[Records]
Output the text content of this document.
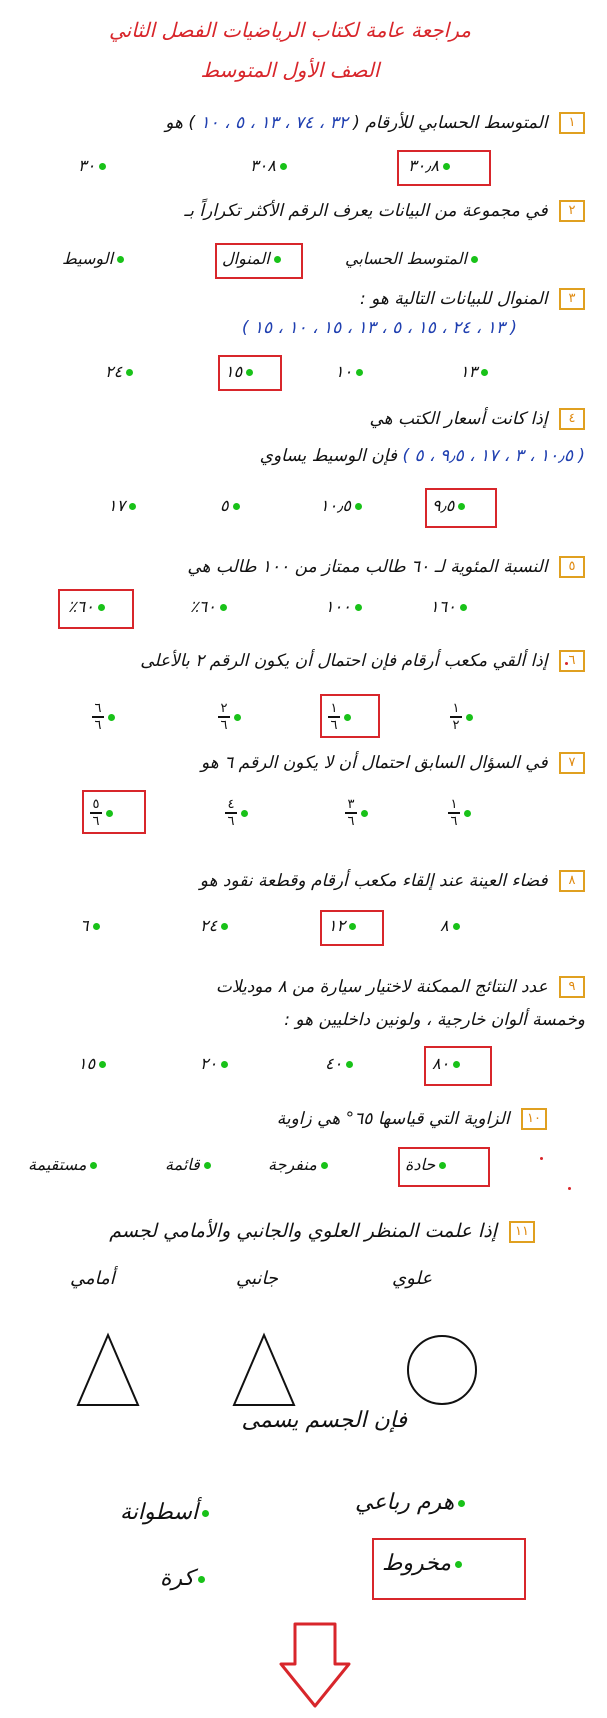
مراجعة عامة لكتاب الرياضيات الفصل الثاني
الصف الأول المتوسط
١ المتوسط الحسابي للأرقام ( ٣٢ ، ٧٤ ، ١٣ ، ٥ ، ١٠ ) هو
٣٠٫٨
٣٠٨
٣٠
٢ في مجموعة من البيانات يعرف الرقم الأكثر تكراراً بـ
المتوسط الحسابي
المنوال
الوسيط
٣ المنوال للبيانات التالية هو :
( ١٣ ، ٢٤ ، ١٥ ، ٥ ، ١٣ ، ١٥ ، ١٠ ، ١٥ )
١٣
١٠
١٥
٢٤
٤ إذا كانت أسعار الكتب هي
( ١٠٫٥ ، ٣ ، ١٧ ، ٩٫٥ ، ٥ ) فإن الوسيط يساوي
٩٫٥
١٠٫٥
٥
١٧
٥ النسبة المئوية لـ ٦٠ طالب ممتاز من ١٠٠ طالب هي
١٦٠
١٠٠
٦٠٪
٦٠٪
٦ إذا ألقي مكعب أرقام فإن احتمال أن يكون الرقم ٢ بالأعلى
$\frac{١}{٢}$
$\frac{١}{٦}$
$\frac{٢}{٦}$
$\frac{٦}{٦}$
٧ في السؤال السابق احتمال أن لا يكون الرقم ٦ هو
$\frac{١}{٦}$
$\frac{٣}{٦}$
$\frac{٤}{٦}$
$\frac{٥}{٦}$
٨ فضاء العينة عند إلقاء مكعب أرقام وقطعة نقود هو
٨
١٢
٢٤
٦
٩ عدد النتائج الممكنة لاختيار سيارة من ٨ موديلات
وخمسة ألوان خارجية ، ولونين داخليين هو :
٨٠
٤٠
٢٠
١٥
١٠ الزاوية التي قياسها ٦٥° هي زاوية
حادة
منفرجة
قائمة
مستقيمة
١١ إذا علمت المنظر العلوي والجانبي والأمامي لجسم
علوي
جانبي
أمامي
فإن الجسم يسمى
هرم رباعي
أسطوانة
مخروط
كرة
---
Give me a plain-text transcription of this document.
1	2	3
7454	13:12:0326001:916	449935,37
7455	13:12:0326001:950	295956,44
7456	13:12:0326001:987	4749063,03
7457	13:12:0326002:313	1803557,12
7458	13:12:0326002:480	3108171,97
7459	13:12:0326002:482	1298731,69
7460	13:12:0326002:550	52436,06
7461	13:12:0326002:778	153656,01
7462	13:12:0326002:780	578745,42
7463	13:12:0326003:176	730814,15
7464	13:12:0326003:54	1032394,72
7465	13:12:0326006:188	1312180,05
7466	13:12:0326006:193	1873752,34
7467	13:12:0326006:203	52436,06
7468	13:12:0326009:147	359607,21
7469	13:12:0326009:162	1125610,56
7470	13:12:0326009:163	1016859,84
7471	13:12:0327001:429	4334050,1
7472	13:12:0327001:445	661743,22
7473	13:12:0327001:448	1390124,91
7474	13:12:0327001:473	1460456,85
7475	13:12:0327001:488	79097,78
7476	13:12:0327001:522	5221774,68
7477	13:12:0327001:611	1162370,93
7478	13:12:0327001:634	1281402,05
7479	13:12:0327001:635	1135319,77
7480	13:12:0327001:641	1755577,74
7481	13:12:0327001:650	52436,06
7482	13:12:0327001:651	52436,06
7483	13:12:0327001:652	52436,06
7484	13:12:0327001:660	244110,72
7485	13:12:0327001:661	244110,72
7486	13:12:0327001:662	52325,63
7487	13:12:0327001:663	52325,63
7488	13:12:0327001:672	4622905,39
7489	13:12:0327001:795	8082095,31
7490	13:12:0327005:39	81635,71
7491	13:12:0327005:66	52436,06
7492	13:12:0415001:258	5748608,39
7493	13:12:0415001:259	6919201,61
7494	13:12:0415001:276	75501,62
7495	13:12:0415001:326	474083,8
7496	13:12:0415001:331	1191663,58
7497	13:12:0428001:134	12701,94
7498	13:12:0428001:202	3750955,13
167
--
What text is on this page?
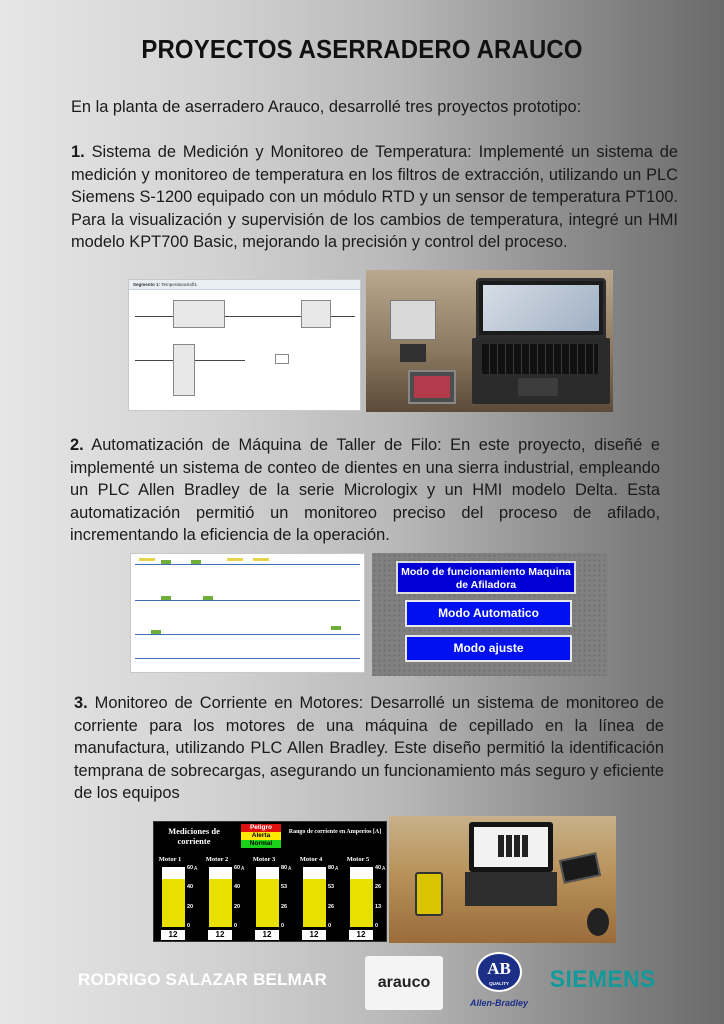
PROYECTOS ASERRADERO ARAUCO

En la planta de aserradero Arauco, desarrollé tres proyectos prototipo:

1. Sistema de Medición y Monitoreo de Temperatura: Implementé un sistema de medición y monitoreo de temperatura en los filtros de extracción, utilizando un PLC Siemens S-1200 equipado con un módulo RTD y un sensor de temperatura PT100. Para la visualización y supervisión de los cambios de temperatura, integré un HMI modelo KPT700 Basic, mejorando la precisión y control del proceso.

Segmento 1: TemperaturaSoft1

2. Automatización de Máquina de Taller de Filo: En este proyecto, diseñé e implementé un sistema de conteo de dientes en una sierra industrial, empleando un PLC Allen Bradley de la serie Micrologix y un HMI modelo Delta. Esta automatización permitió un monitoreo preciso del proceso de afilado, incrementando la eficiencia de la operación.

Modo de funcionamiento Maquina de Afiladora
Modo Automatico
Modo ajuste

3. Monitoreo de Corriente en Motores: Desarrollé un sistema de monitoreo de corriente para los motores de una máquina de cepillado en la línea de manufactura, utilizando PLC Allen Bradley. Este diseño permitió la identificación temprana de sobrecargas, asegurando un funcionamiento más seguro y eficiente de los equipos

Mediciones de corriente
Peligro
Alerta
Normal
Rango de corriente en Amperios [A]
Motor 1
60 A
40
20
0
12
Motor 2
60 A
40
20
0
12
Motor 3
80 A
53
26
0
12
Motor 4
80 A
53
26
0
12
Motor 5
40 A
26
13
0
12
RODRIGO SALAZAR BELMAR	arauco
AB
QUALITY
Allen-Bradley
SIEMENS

* WHAT IS REQUIRED:
Say, as a number only, how many lines of the data contain "الحسابي".

* WRITTEN ANSWER:
2